(Provided information):
>> begin
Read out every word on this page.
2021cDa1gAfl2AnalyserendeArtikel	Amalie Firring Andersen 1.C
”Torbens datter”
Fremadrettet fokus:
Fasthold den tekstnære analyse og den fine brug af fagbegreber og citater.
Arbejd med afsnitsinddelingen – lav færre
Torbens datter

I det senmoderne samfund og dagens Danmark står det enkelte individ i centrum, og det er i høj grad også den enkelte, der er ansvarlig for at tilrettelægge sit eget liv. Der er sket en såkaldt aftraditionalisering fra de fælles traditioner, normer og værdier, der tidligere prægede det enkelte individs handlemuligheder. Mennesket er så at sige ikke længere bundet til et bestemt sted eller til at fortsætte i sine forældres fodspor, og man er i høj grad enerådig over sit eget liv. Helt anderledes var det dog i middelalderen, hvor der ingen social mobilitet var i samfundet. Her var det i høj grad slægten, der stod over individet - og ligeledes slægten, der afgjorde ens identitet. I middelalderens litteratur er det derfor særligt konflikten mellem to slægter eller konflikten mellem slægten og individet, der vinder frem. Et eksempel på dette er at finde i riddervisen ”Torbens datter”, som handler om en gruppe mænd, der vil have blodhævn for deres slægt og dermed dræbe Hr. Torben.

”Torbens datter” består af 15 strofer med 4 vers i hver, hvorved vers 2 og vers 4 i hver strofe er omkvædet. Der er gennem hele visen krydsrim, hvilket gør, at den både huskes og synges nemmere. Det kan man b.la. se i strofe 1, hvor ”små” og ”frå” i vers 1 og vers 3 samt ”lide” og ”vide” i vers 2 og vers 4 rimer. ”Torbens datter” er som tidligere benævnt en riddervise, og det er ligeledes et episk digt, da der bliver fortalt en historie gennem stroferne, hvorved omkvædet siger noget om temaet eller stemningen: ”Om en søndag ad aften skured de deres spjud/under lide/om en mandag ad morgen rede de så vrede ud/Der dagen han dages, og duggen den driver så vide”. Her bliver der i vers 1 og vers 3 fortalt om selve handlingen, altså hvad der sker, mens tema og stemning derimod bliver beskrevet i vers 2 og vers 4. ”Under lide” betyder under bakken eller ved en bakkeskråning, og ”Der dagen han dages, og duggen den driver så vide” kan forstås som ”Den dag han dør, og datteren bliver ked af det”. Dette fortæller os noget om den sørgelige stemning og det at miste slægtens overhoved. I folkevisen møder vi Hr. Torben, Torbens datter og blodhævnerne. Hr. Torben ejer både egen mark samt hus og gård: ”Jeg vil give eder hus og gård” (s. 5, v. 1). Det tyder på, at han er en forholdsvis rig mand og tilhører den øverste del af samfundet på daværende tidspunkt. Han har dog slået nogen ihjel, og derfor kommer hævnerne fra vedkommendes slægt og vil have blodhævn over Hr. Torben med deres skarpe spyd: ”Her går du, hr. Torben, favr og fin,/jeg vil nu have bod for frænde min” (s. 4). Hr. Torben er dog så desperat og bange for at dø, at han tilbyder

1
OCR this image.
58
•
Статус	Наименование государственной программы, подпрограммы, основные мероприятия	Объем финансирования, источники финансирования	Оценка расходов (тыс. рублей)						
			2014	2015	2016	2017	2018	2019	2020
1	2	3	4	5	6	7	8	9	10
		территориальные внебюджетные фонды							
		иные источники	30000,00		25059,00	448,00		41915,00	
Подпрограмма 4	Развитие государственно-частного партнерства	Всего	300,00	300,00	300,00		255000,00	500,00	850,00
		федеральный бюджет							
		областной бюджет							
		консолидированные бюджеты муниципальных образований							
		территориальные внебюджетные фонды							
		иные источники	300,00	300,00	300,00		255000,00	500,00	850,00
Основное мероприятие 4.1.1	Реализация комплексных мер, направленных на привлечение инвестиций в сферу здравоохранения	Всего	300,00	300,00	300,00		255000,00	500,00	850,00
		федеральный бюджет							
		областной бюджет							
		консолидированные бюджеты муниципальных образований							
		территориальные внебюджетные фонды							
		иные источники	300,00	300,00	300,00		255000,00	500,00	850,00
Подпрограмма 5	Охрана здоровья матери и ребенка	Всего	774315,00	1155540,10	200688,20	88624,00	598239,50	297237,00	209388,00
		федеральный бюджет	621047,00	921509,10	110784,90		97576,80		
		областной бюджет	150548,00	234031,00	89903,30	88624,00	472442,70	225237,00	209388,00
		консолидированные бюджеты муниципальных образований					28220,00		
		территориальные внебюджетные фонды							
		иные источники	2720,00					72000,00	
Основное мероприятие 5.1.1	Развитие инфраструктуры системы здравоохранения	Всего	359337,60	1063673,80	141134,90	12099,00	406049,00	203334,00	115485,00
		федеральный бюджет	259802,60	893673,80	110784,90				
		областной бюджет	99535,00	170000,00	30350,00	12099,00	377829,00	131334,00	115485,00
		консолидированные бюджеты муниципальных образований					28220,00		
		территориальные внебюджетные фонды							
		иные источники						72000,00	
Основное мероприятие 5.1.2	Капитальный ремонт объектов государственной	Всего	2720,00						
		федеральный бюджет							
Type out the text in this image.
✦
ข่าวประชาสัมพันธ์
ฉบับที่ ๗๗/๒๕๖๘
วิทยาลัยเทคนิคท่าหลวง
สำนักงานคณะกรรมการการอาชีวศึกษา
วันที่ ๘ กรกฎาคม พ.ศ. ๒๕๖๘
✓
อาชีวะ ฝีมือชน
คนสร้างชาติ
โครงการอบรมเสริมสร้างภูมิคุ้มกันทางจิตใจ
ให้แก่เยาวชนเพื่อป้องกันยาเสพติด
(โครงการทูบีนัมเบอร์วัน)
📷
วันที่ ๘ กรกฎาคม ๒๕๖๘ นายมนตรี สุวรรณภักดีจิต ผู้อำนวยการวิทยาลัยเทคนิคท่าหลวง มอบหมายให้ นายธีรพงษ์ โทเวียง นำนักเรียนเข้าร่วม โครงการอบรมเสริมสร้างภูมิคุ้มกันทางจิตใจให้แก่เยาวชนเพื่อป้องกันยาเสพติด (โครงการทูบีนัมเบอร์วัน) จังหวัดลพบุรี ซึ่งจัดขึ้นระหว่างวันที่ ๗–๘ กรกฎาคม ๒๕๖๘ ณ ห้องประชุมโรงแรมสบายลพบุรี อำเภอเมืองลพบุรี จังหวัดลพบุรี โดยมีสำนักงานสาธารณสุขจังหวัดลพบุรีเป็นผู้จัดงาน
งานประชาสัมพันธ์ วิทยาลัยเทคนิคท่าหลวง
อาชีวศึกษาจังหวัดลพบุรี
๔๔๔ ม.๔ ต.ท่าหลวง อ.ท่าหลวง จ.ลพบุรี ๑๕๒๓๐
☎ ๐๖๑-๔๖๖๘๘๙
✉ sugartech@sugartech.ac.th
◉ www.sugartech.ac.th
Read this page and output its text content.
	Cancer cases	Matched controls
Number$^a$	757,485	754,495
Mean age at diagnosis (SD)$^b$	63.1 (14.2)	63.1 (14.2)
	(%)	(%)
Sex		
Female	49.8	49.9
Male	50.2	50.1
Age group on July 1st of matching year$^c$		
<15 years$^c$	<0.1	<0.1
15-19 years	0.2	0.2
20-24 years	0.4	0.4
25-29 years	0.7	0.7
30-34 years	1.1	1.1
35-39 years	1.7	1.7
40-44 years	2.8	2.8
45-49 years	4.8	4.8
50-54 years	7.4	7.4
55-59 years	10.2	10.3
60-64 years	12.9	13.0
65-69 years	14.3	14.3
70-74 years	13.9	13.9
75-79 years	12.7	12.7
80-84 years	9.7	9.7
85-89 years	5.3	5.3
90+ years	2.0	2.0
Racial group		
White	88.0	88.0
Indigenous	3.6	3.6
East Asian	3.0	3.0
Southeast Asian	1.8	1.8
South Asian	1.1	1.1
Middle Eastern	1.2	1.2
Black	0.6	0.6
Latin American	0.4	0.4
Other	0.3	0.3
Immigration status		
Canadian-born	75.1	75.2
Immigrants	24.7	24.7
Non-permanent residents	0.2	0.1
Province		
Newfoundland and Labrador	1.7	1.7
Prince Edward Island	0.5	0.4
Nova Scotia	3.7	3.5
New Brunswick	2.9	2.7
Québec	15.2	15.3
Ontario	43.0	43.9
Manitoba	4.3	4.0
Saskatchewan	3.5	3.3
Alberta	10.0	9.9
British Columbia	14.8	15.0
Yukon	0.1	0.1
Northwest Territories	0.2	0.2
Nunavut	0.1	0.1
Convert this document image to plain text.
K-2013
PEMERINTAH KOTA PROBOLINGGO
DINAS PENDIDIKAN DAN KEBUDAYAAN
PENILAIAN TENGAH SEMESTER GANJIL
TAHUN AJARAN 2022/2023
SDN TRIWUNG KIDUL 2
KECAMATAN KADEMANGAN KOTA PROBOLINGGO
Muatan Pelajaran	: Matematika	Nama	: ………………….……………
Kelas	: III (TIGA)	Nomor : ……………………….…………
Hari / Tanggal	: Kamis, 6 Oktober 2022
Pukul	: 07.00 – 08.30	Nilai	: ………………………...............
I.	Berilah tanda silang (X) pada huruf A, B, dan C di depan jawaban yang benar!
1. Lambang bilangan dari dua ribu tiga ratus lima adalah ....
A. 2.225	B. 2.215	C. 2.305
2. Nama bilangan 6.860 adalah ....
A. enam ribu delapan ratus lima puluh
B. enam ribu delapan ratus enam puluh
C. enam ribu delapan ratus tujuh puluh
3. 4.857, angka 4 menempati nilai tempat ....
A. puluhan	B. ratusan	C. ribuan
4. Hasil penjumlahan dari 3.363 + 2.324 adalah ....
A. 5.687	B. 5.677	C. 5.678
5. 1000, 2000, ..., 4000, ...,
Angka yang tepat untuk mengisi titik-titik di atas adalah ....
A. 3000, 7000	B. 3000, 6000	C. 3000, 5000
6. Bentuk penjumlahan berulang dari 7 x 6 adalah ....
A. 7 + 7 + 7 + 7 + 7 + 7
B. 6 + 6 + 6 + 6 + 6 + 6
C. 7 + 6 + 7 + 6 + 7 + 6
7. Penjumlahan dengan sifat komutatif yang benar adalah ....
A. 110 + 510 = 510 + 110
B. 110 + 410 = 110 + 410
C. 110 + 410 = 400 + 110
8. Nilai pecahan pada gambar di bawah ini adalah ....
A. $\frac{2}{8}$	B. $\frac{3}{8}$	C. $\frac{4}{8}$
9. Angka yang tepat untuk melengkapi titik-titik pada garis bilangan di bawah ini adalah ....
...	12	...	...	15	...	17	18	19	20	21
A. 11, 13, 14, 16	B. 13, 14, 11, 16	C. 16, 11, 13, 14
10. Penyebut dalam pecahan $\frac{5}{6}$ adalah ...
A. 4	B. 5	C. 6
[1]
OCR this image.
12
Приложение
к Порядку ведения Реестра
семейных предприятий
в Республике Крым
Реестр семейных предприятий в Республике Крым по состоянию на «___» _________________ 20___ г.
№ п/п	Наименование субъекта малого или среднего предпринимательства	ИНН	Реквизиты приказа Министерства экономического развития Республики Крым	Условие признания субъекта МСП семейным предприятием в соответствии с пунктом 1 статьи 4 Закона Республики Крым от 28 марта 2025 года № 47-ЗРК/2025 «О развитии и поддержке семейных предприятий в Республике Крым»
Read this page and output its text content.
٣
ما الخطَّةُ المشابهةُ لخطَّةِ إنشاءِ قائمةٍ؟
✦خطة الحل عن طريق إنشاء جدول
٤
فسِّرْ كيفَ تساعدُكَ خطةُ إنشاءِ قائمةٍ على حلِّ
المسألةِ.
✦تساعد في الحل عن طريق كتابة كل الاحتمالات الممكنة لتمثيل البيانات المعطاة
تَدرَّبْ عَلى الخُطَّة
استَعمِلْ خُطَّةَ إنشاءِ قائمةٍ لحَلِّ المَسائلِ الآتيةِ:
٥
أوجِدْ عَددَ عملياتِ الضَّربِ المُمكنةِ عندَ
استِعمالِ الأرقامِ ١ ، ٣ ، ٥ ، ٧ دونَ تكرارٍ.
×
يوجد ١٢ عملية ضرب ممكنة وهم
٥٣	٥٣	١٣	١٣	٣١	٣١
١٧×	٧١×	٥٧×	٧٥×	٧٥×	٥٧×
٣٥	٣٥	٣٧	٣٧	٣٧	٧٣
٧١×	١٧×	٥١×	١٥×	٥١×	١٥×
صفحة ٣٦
>> end
(Exercise aim): Copy every single line of the material above that holds "источники".

(Solution to the exercise):
Статус	Наименование государственной программы, подпрограммы, основные мероприятия	Объем финансирования, источники финансирования	Оценка расходов (тыс. рублей)						
		иные источники	30000,00		25059,00	448,00		41915,00	
		иные источники	300,00	300,00	300,00		255000,00	500,00	850,00
		иные источники	300,00	300,00	300,00		255000,00	500,00	850,00
		иные источники	2720,00					72000,00	
		иные источники						72000,00	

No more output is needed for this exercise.